Entries taken from a collection:
════════

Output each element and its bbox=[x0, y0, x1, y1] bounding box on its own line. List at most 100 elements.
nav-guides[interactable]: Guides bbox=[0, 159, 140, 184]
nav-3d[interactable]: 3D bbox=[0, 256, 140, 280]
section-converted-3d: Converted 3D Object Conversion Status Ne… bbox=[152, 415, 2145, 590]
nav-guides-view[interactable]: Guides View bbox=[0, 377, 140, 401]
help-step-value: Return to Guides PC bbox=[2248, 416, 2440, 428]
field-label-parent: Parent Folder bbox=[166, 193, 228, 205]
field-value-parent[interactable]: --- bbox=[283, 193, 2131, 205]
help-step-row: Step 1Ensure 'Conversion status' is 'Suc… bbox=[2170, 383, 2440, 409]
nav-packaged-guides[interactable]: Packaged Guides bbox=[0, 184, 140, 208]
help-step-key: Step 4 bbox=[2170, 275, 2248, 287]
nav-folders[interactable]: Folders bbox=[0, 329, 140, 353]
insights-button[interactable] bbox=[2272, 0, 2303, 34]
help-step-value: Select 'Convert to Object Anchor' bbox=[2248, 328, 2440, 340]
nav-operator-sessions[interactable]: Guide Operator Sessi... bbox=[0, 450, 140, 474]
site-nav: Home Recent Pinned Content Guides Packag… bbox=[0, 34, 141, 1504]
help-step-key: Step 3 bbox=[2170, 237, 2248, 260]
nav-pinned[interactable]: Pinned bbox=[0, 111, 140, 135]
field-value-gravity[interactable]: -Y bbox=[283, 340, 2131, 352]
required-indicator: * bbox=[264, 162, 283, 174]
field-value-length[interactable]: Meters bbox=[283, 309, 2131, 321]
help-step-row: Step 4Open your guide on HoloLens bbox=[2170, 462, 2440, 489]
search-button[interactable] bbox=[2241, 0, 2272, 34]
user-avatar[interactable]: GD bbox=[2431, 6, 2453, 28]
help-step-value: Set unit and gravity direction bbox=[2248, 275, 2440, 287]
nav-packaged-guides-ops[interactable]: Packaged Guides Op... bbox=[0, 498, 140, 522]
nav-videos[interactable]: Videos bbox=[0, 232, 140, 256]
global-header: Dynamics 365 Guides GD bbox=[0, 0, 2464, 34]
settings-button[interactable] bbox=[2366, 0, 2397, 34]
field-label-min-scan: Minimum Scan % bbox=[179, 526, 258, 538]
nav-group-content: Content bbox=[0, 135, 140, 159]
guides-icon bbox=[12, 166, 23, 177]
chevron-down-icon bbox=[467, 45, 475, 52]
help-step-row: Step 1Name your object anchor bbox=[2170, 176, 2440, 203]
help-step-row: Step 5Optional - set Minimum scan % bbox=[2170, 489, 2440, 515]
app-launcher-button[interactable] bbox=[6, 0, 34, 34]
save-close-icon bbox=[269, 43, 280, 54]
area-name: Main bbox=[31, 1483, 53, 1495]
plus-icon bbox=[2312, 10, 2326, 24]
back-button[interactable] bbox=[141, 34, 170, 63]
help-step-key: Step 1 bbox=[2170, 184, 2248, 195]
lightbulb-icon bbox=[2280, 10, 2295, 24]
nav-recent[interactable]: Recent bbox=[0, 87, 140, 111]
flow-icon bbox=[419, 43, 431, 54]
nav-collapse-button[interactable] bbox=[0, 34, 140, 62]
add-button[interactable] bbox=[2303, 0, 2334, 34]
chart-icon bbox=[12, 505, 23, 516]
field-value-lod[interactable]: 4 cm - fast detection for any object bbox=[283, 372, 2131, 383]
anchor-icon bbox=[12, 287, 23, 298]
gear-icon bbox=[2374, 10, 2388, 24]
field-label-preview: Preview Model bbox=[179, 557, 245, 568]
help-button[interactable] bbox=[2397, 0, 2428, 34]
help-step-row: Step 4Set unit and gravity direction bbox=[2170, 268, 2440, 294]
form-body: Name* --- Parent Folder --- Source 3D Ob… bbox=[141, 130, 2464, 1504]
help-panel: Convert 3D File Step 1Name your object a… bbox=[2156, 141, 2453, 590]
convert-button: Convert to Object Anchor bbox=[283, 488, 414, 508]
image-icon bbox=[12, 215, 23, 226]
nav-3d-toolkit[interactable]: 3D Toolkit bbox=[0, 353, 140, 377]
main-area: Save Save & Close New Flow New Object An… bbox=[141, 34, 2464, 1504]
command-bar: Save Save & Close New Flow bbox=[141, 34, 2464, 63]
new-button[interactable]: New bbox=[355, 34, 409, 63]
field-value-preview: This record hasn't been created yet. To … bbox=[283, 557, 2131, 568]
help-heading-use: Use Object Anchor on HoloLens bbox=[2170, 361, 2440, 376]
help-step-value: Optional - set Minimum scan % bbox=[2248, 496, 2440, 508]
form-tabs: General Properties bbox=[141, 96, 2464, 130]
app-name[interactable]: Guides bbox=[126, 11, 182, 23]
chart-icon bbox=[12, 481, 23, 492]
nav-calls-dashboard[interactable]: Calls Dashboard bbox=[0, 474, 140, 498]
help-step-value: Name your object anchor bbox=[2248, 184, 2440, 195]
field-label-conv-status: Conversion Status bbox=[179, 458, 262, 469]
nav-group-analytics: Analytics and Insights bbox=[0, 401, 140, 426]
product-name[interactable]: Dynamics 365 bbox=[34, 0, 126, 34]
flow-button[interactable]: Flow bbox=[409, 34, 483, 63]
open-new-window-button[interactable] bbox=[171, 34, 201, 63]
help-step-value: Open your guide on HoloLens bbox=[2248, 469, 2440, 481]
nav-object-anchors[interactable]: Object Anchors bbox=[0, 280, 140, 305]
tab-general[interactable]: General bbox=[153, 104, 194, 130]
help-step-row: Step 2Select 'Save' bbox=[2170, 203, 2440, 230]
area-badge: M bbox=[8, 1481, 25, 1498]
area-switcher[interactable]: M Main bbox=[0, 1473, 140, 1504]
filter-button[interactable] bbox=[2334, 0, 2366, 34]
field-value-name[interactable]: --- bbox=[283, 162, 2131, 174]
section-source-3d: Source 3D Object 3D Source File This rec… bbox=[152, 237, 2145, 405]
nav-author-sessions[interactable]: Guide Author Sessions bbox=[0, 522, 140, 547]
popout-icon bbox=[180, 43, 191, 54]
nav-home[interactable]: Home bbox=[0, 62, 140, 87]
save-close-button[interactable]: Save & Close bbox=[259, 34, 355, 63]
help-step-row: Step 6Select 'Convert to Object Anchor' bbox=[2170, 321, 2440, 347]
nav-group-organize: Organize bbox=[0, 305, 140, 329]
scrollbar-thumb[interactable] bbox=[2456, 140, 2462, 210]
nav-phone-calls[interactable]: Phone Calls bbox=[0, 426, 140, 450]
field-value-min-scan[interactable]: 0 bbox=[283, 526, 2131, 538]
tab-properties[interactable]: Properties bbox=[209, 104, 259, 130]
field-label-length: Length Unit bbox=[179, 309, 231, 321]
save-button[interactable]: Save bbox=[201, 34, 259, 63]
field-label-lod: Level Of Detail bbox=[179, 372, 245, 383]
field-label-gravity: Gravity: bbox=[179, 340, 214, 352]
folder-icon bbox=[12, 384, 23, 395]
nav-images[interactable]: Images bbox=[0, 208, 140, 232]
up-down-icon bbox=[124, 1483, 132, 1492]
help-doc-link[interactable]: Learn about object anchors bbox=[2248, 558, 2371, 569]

════════

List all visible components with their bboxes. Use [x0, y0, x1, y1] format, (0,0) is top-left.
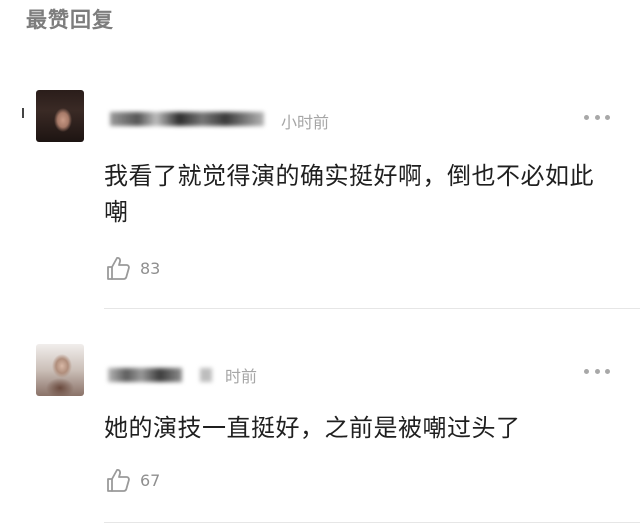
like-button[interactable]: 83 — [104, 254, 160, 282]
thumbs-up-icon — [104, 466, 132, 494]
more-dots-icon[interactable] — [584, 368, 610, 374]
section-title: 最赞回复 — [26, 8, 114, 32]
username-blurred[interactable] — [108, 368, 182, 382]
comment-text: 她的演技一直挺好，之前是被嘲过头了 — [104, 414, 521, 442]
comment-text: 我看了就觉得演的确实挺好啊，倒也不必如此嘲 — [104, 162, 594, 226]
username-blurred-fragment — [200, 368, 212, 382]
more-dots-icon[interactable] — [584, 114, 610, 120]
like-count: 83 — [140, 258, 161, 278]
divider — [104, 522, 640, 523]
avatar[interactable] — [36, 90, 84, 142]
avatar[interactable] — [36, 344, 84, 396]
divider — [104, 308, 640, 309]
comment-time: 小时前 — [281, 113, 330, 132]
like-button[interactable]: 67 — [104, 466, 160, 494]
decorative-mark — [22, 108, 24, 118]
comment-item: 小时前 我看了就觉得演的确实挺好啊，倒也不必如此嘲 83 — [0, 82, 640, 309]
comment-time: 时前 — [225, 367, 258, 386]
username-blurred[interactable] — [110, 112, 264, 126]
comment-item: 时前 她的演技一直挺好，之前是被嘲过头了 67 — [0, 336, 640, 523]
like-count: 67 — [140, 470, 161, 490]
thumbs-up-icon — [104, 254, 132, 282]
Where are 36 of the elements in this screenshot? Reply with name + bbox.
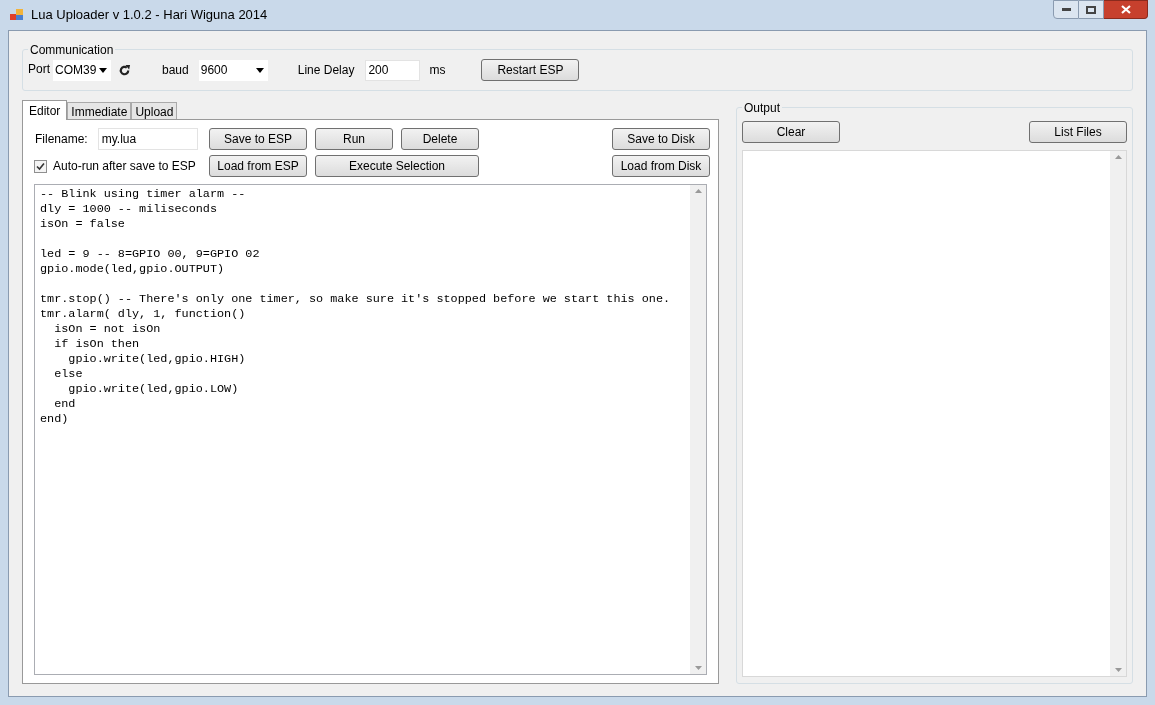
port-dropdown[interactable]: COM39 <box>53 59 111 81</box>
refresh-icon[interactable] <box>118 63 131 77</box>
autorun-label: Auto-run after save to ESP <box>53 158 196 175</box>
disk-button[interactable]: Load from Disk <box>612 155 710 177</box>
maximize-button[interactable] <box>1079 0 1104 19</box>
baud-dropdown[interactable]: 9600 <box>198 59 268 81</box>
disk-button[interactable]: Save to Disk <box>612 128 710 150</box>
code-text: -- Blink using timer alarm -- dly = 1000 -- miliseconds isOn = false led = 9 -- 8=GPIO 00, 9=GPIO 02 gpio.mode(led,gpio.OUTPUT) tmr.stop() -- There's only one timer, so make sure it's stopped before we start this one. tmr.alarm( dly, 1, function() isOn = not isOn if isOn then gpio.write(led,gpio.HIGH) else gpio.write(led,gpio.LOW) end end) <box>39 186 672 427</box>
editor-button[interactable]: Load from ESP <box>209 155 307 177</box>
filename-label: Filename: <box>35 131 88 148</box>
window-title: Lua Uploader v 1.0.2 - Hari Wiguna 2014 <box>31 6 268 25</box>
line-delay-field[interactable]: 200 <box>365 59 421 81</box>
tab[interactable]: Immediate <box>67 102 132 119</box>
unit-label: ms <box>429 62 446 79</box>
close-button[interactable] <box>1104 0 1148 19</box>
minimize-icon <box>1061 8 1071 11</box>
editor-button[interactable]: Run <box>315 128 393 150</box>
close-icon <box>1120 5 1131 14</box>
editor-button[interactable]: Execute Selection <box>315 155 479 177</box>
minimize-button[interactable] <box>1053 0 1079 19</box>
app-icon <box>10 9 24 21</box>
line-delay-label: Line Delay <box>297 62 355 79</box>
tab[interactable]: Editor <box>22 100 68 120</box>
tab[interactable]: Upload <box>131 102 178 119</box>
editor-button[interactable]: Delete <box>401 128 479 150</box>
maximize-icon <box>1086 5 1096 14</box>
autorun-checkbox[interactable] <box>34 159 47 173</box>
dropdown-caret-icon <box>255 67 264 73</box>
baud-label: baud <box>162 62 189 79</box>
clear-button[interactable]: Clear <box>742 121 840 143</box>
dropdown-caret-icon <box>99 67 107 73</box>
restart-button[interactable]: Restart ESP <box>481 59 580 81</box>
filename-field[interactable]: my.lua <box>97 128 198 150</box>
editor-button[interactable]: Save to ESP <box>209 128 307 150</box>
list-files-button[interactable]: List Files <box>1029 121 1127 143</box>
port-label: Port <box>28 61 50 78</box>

════════

Begin at the line that contains "like-button[interactable]: 83 —" and stop after the line that contains "Where are 36". Rewrite only those lines of the items, swapping each "divider" for "separator" and leaving everything else unchanged.

TASK RESPONSE:
like-button[interactable]: 83 — [104, 254, 160, 282]
thumbs-up-icon — [104, 466, 132, 494]
more-dots-icon[interactable] — [584, 368, 610, 374]
section-title: 最赞回复 — [26, 8, 114, 32]
username-blurred[interactable] — [108, 368, 182, 382]
comment-text: 她的演技一直挺好，之前是被嘲过头了 — [104, 414, 521, 442]
comment-text: 我看了就觉得演的确实挺好啊，倒也不必如此嘲 — [104, 162, 594, 226]
username-blurred-fragment — [200, 368, 212, 382]
more-dots-icon[interactable] — [584, 114, 610, 120]
like-count: 83 — [140, 258, 161, 278]
separator — [104, 522, 640, 523]
avatar[interactable] — [36, 90, 84, 142]
avatar[interactable] — [36, 344, 84, 396]
separator — [104, 308, 640, 309]
comment-time: 小时前 — [281, 113, 330, 132]
like-button[interactable]: 67 — [104, 466, 160, 494]
decorative-mark — [22, 108, 24, 118]
comment-item: 小时前 我看了就觉得演的确实挺好啊，倒也不必如此嘲 83 — [0, 82, 640, 309]
comment-time: 时前 — [225, 367, 258, 386]
username-blurred[interactable] — [110, 112, 264, 126]
comment-item: 时前 她的演技一直挺好，之前是被嘲过头了 67 — [0, 336, 640, 523]
like-count: 67 — [140, 470, 161, 490]
thumbs-up-icon — [104, 254, 132, 282]
Where are 36 of the elements in this screenshot? Reply with name + bbox.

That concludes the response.